Reproduce the listing below exactly. Pictures do not belong in the copy.

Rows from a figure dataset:
━━━━━━━━━━━━━━━━━━━━━━━━━━━━━━
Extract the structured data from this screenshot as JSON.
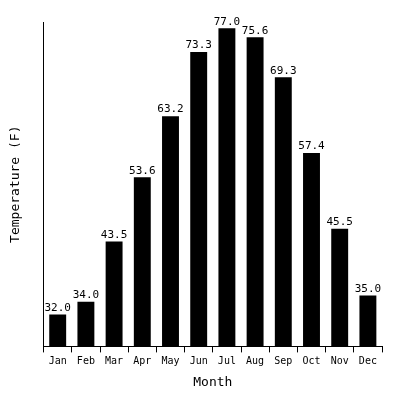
{
  "chart_data": {
    "type": "bar",
    "x_label": "Month",
    "y_label": "Temperature (F)",
    "categories": [
      "Jan",
      "Feb",
      "Mar",
      "Apr",
      "May",
      "Jun",
      "Jul",
      "Aug",
      "Sep",
      "Oct",
      "Nov",
      "Dec"
    ],
    "values": [
      32.0,
      34.0,
      43.5,
      53.6,
      63.2,
      73.3,
      77.0,
      75.6,
      69.3,
      57.4,
      45.5,
      35.0
    ],
    "value_labels": [
      "32.0",
      "34.0",
      "43.5",
      "53.6",
      "63.2",
      "73.3",
      "77.0",
      "75.6",
      "69.3",
      "57.4",
      "45.5",
      "35.0"
    ],
    "color": "#000000",
    "ylim": [
      27,
      78
    ],
    "grid": false,
    "data_labels": true,
    "tick_labels": "x"
  }
}
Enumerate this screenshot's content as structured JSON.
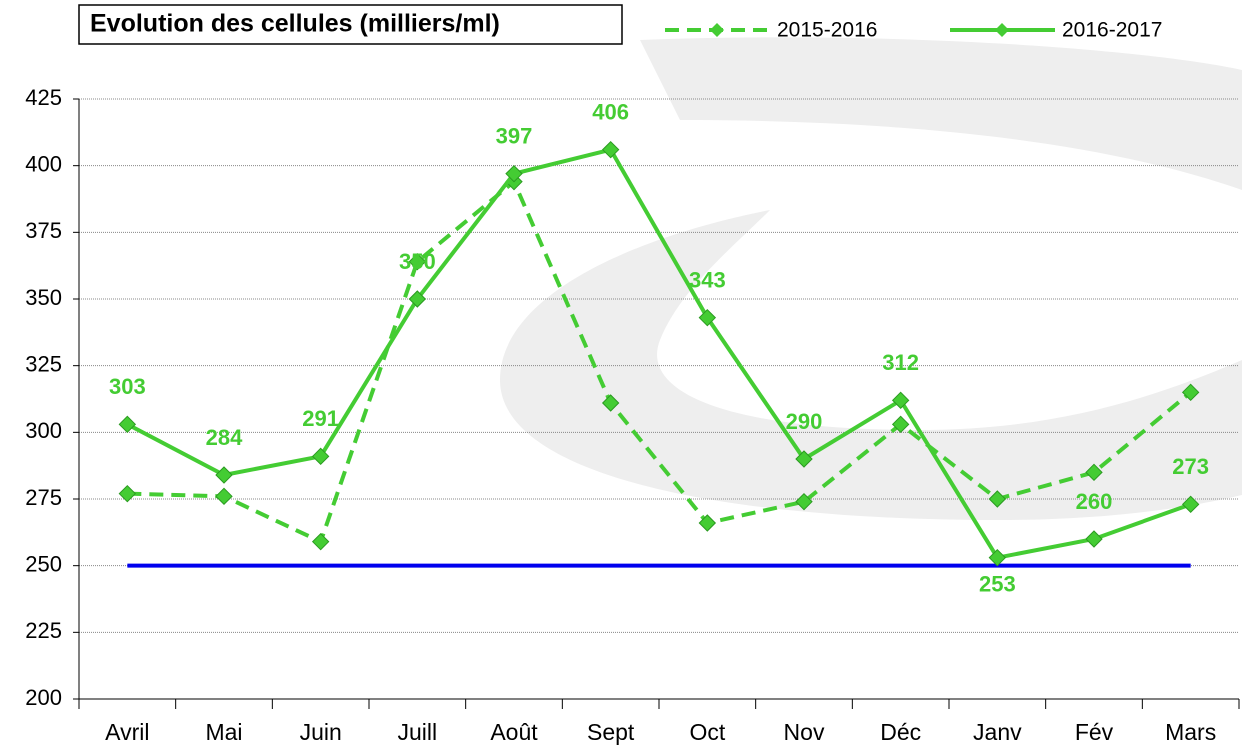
{
  "chart_data": {
    "type": "line",
    "title": "Evolution des cellules (milliers/ml)",
    "categories": [
      "Avril",
      "Mai",
      "Juin",
      "Juill",
      "Août",
      "Sept",
      "Oct",
      "Nov",
      "Déc",
      "Janv",
      "Fév",
      "Mars"
    ],
    "series": [
      {
        "name": "2015-2016",
        "color": "#44cc33",
        "dashed": true,
        "values": [
          277,
          276,
          259,
          364,
          394,
          311,
          266,
          274,
          303,
          275,
          285,
          315
        ]
      },
      {
        "name": "2016-2017",
        "color": "#44cc33",
        "dashed": false,
        "show_labels": true,
        "values": [
          303,
          284,
          291,
          350,
          397,
          406,
          343,
          290,
          312,
          253,
          260,
          273
        ]
      }
    ],
    "reference_line": {
      "value": 250,
      "color": "#0000ee"
    },
    "ylim": [
      200,
      425
    ],
    "yticks": [
      200,
      225,
      250,
      275,
      300,
      325,
      350,
      375,
      400,
      425
    ],
    "grid": true
  }
}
━━━━━━━━━━━━━━━━━━━━━━━━━━━━━━
Task solution:
Extract the structured data from this screenshot as JSON.
{
  "chart_data": {
    "type": "bar",
    "x_label": "Month",
    "y_label": "Temperature (F)",
    "categories": [
      "Jan",
      "Feb",
      "Mar",
      "Apr",
      "May",
      "Jun",
      "Jul",
      "Aug",
      "Sep",
      "Oct",
      "Nov",
      "Dec"
    ],
    "values": [
      32.0,
      34.0,
      43.5,
      53.6,
      63.2,
      73.3,
      77.0,
      75.6,
      69.3,
      57.4,
      45.5,
      35.0
    ],
    "value_labels": [
      "32.0",
      "34.0",
      "43.5",
      "53.6",
      "63.2",
      "73.3",
      "77.0",
      "75.6",
      "69.3",
      "57.4",
      "45.5",
      "35.0"
    ],
    "color": "#000000",
    "ylim": [
      27,
      78
    ],
    "grid": false,
    "data_labels": true,
    "tick_labels": "x"
  }
}
Enumerate this screenshot's content as structured JSON.
{
  "chart_data": {
    "type": "line",
    "title": "Evolution des cellules (milliers/ml)",
    "categories": [
      "Avril",
      "Mai",
      "Juin",
      "Juill",
      "Août",
      "Sept",
      "Oct",
      "Nov",
      "Déc",
      "Janv",
      "Fév",
      "Mars"
    ],
    "series": [
      {
        "name": "2015-2016",
        "color": "#44cc33",
        "dashed": true,
        "values": [
          277,
          276,
          259,
          364,
          394,
          311,
          266,
          274,
          303,
          275,
          285,
          315
        ]
      },
      {
        "name": "2016-2017",
        "color": "#44cc33",
        "dashed": false,
        "show_labels": true,
        "values": [
          303,
          284,
          291,
          350,
          397,
          406,
          343,
          290,
          312,
          253,
          260,
          273
        ]
      }
    ],
    "reference_line": {
      "value": 250,
      "color": "#0000ee"
    },
    "ylim": [
      200,
      425
    ],
    "yticks": [
      200,
      225,
      250,
      275,
      300,
      325,
      350,
      375,
      400,
      425
    ],
    "grid": true
  }
}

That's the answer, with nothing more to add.